** Start of DATA ROWS **

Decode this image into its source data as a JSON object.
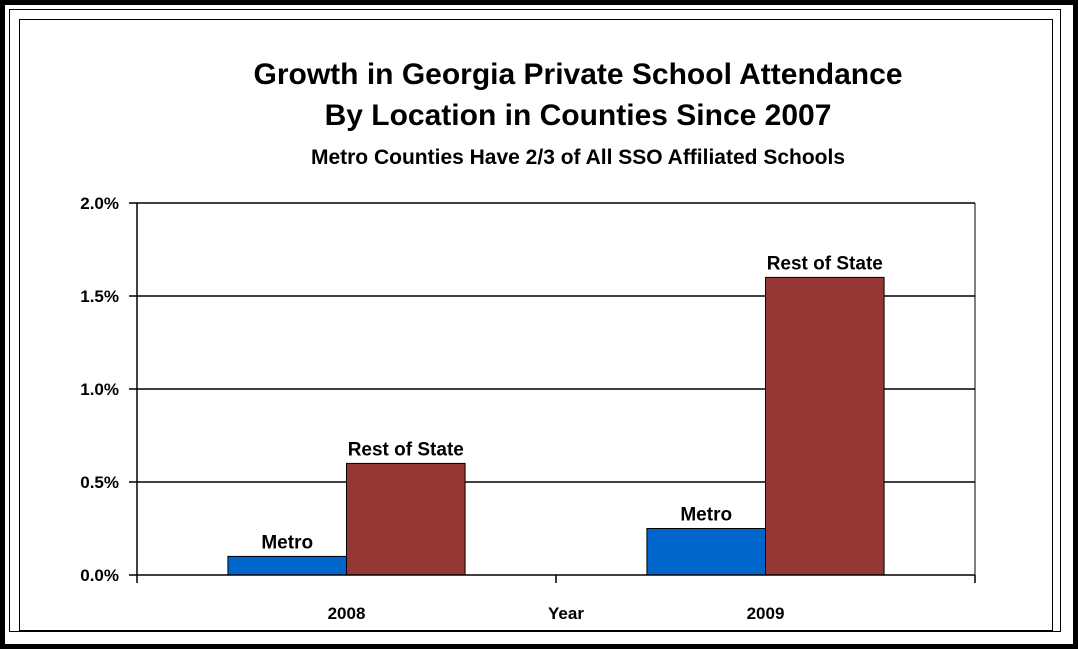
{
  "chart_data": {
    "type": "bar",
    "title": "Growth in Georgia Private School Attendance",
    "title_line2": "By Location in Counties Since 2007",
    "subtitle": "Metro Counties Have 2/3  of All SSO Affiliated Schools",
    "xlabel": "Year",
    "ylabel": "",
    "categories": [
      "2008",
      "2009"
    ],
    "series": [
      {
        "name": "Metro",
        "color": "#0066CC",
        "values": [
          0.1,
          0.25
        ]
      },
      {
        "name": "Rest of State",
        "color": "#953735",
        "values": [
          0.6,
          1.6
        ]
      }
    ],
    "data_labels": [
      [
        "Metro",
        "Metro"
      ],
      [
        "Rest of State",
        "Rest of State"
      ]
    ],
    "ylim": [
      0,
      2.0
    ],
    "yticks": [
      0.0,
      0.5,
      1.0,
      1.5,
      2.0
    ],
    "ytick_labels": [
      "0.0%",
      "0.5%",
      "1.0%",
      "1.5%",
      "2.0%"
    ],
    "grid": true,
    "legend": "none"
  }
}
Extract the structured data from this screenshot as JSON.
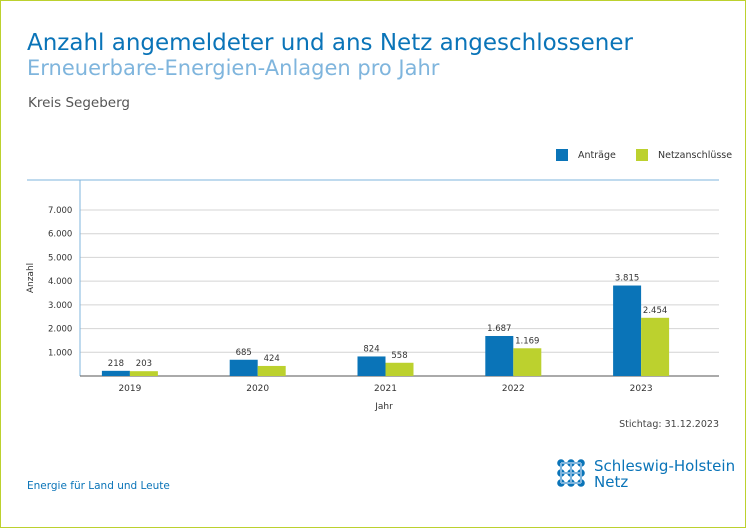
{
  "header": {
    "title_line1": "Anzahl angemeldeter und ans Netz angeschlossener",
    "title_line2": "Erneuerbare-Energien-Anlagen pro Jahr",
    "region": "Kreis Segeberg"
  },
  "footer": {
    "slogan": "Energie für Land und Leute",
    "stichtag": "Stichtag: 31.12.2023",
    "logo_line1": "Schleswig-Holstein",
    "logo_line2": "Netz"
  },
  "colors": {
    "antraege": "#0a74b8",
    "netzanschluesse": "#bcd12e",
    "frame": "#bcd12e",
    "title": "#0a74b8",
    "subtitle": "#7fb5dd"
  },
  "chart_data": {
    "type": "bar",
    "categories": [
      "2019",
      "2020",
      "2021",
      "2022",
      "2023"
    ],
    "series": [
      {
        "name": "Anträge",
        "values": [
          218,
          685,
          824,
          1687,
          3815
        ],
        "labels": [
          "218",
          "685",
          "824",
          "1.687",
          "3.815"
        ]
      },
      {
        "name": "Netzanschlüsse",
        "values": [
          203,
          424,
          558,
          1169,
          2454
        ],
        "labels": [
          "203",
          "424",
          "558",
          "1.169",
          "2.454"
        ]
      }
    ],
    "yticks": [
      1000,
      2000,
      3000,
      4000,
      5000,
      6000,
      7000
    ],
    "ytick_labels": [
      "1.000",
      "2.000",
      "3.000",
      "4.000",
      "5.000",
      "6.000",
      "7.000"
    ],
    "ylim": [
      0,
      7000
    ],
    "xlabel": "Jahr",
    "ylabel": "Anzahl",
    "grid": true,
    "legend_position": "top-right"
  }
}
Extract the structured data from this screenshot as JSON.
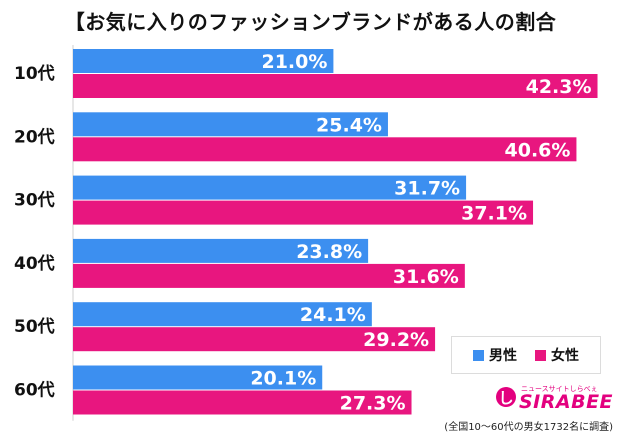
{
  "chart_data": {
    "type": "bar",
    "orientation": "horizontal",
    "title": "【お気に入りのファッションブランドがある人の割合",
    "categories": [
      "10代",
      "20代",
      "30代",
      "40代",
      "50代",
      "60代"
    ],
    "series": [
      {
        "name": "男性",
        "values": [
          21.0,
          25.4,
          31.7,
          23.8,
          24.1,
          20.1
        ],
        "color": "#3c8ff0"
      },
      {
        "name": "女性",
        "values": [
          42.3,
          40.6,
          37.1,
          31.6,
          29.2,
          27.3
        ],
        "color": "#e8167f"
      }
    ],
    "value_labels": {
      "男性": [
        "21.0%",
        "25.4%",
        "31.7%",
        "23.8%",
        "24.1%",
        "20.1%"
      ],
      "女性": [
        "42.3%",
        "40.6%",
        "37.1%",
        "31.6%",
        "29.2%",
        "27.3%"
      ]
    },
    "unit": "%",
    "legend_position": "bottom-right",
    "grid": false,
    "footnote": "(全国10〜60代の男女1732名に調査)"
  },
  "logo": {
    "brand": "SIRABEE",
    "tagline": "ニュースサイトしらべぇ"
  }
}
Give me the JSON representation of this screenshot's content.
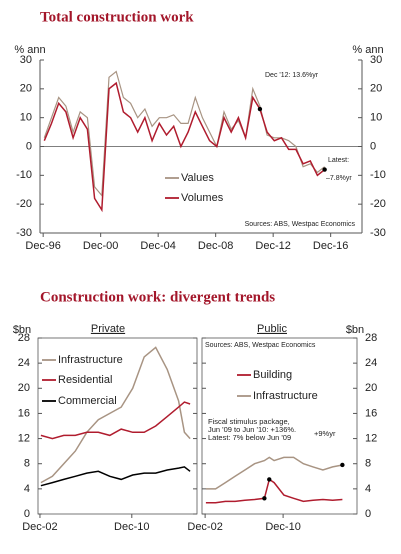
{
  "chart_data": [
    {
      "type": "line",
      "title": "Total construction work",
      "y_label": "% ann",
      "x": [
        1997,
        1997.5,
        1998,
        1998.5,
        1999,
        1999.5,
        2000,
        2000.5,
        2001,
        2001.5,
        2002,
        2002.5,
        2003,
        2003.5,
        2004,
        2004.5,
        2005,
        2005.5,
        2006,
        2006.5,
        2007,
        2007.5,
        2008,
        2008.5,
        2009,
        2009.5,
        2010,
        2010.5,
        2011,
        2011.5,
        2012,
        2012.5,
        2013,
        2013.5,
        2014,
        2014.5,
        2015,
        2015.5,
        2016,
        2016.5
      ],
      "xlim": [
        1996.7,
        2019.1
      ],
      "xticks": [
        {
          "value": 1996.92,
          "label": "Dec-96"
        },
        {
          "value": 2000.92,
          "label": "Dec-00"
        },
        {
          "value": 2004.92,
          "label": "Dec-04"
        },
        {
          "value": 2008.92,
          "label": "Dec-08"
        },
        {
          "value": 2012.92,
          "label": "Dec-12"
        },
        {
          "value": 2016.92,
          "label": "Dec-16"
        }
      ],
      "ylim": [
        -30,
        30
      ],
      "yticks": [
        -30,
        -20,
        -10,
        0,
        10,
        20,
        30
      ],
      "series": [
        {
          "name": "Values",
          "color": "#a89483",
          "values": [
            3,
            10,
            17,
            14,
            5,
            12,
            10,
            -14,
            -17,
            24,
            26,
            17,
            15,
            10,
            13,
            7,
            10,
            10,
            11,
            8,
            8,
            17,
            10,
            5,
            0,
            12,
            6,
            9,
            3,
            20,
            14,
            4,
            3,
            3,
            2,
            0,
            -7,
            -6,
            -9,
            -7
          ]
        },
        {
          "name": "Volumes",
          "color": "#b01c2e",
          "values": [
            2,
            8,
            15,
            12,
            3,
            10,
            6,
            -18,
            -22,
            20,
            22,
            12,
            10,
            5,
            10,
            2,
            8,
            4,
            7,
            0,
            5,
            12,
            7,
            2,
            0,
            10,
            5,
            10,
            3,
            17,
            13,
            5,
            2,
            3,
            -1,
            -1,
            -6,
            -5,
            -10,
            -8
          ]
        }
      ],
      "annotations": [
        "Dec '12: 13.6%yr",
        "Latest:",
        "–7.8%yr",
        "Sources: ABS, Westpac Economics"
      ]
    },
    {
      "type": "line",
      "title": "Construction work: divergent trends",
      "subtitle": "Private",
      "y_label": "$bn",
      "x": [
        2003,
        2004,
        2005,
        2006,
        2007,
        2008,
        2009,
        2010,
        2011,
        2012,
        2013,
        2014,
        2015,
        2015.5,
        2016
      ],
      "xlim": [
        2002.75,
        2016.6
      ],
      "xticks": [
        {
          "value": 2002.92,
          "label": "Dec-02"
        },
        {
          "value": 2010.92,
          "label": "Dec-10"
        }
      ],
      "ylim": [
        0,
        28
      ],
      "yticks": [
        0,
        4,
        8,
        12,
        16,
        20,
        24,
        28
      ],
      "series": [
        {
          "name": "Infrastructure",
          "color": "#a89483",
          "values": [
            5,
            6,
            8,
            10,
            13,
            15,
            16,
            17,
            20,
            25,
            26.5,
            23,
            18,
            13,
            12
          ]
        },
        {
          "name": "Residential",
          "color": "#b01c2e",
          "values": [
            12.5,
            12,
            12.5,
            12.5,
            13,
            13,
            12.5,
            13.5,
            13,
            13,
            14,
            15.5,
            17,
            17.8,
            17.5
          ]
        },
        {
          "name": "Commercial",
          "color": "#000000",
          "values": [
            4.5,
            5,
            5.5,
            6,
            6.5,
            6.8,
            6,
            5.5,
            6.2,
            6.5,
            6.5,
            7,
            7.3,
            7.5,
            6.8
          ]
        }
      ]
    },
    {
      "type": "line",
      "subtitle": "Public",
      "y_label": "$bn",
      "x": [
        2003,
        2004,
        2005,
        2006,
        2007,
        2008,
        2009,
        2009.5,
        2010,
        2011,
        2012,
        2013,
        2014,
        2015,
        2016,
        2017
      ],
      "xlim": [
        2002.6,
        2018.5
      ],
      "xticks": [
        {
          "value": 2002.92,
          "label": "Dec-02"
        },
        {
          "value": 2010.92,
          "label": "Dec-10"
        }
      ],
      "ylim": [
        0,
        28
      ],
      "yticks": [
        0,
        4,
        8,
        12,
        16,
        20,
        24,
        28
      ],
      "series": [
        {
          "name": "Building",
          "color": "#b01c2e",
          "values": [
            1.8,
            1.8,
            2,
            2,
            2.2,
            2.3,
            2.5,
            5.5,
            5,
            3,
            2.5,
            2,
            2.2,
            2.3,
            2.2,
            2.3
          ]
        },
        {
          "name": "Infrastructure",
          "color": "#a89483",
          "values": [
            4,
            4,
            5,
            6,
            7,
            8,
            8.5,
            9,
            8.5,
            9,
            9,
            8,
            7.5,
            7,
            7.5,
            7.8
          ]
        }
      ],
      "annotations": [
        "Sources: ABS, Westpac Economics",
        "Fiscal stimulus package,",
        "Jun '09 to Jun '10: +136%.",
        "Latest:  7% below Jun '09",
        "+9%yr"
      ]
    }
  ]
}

** End of DATA ROWS **
** Start of DATA ROWS **

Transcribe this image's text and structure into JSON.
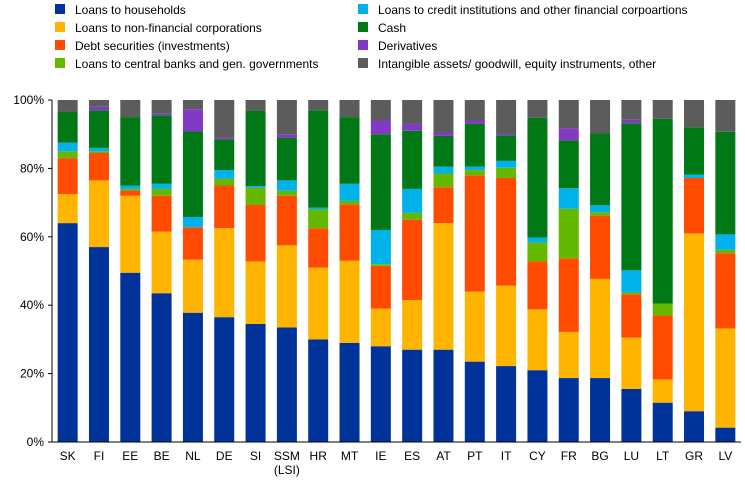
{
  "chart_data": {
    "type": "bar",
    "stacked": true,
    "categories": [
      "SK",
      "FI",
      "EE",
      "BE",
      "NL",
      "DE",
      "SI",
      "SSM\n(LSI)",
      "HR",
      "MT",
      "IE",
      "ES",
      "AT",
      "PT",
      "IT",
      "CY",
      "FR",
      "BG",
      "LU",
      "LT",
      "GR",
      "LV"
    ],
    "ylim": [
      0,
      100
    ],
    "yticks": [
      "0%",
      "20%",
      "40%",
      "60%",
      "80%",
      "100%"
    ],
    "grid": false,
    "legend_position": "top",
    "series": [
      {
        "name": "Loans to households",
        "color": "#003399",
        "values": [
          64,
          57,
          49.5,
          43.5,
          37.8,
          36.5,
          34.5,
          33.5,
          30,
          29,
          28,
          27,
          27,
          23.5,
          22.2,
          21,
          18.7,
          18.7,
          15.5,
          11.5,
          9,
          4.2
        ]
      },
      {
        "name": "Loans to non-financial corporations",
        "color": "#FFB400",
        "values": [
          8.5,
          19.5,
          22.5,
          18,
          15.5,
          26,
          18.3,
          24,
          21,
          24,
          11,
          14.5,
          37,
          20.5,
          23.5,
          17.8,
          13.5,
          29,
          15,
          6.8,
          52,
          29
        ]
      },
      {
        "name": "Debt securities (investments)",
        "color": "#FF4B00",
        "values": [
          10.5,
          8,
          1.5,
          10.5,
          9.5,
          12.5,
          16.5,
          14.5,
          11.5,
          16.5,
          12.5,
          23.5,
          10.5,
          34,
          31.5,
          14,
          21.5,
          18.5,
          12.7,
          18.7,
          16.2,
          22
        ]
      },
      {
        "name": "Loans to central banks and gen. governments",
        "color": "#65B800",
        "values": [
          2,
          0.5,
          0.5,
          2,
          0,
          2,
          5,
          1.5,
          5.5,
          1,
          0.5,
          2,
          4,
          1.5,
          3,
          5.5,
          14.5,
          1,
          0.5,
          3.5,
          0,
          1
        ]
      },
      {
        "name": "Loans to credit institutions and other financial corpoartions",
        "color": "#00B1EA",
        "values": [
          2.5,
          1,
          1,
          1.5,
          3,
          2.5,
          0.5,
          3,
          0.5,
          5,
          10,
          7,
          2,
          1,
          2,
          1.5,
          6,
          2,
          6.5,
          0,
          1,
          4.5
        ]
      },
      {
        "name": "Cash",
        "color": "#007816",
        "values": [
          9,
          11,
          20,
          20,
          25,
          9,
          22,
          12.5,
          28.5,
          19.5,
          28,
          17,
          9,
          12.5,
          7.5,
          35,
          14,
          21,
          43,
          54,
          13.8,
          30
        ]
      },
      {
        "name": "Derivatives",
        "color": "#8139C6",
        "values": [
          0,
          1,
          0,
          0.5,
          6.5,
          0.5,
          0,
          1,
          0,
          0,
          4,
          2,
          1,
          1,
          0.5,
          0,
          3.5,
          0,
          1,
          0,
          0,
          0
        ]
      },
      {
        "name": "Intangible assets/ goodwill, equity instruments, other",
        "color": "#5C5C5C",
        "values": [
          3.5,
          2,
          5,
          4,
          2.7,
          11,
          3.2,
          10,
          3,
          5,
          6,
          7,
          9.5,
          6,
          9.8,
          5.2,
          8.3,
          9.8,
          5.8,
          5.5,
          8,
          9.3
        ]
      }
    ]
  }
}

** End of DATA ROWS **

» EXERCISE DIRECTIONS: Across all the entries, count the lines that contain the word "Jahr" and give the number by itself.

» SOLVED PROBLEM: 2